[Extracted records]
◆ ◆ ◆

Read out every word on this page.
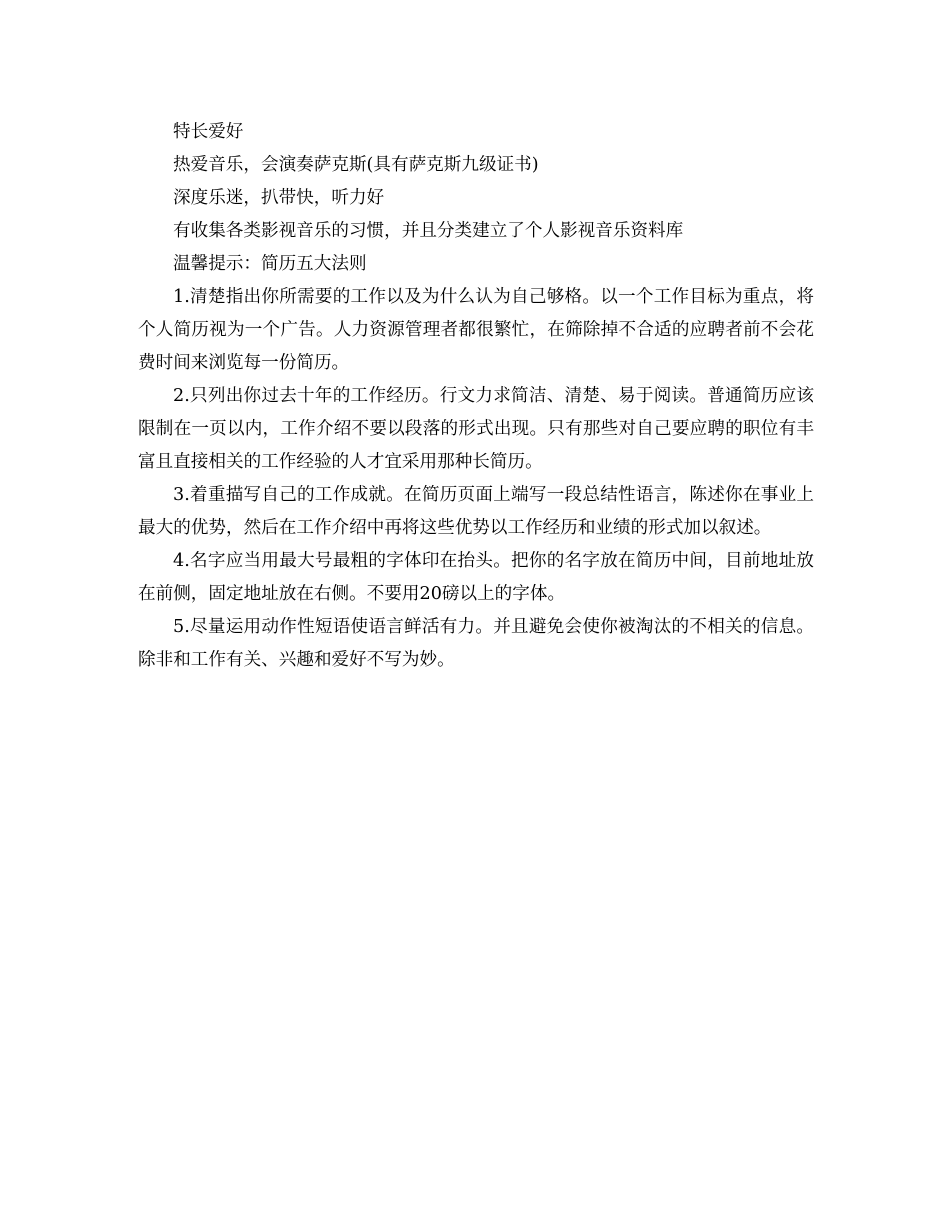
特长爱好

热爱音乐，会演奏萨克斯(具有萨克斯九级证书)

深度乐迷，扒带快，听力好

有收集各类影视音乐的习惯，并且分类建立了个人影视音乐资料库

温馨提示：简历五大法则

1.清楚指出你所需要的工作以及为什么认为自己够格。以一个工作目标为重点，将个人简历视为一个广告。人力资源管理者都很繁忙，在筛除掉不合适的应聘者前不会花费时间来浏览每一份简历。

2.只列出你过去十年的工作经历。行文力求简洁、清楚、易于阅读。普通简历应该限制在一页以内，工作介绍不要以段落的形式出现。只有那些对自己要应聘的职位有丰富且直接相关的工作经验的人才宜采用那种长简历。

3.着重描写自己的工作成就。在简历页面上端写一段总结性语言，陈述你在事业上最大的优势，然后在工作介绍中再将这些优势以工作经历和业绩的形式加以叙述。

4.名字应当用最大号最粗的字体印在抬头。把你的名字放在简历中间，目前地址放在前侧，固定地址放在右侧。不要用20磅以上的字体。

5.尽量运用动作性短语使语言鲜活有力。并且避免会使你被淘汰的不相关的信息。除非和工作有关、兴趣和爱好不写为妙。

◆ ◆ ◆

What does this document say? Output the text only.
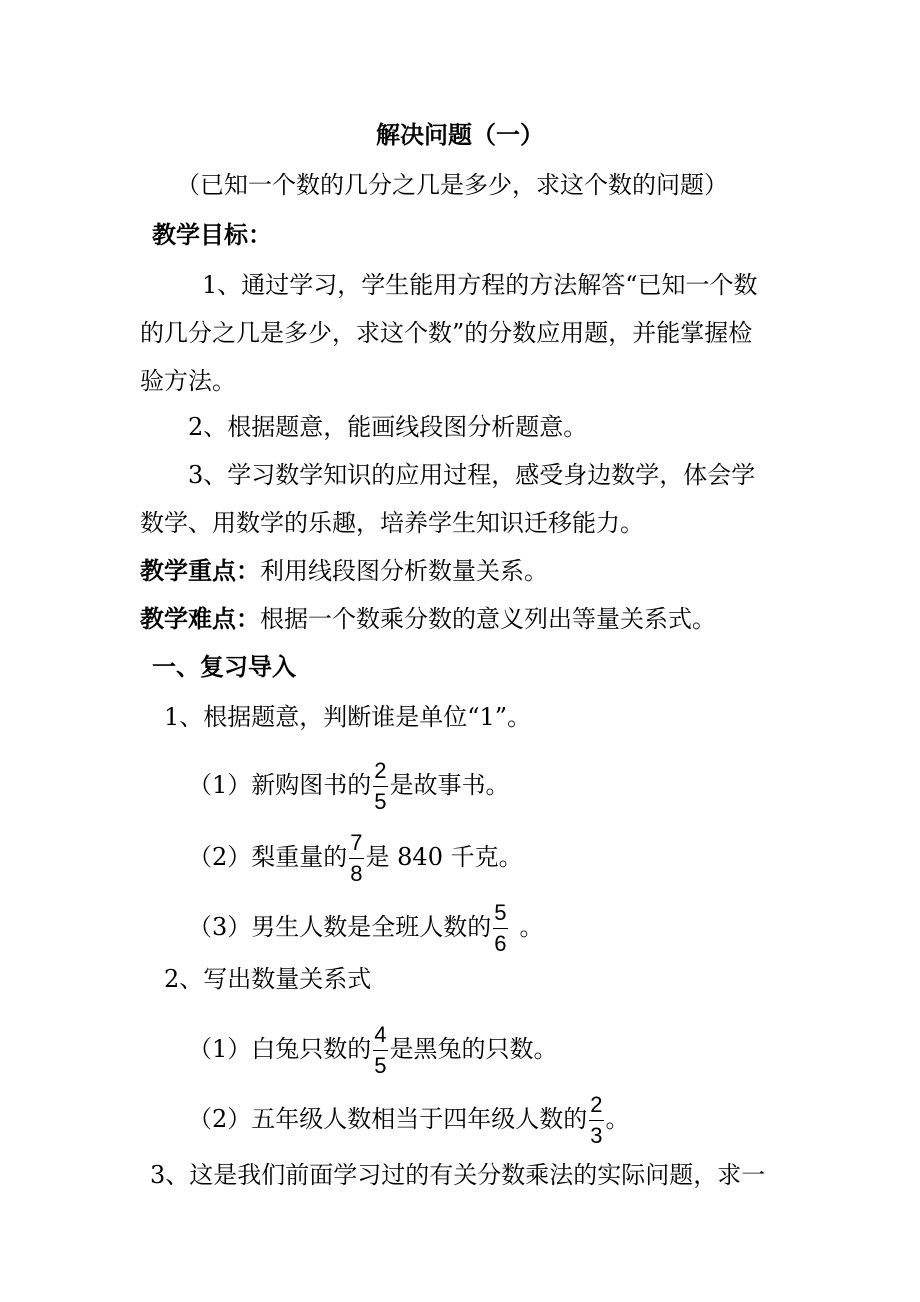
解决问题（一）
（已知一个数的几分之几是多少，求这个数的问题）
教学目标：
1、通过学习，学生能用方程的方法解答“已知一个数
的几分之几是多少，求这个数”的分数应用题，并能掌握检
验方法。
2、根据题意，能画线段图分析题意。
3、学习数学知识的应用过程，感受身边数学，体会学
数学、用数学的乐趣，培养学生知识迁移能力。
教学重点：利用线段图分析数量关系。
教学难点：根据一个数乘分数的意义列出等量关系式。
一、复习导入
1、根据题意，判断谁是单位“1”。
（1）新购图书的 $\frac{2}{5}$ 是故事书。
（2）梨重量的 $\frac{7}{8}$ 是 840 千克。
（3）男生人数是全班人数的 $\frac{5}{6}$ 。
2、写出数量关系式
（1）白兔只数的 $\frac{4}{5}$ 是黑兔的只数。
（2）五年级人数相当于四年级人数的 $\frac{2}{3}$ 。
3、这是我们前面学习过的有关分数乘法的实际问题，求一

◆ ◆ ◆

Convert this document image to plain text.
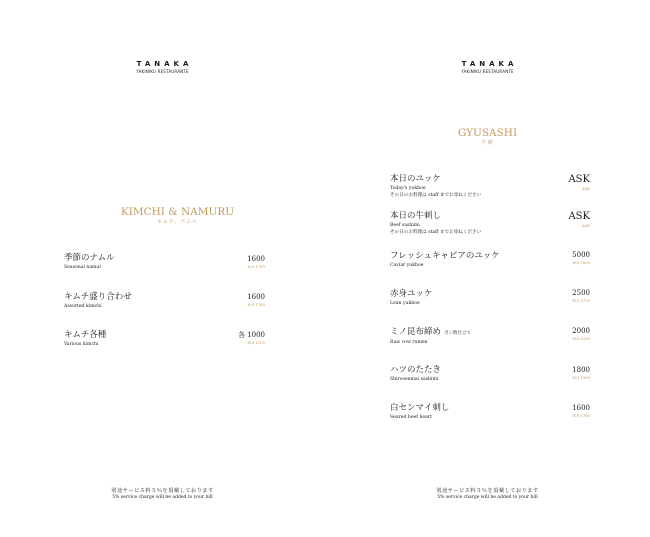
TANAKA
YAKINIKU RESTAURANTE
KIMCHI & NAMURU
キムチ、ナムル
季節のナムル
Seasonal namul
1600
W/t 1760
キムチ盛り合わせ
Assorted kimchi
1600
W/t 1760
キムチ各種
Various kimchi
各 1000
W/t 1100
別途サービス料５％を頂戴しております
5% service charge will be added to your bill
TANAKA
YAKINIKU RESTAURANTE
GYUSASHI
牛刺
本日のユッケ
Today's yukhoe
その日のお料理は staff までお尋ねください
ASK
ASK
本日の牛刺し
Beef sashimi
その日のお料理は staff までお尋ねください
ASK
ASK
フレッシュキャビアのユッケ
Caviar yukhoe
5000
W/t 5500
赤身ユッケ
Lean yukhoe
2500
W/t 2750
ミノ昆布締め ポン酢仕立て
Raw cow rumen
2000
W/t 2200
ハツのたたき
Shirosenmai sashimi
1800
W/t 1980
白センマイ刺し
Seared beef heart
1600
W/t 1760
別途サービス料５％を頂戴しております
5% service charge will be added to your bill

◆ ◆ ◆

• _Task prompt_: Which lines include the word "document"? Copy every one of them.

• _Reply_:
What does this document say? Output the text only.
Convert this document image to plain text.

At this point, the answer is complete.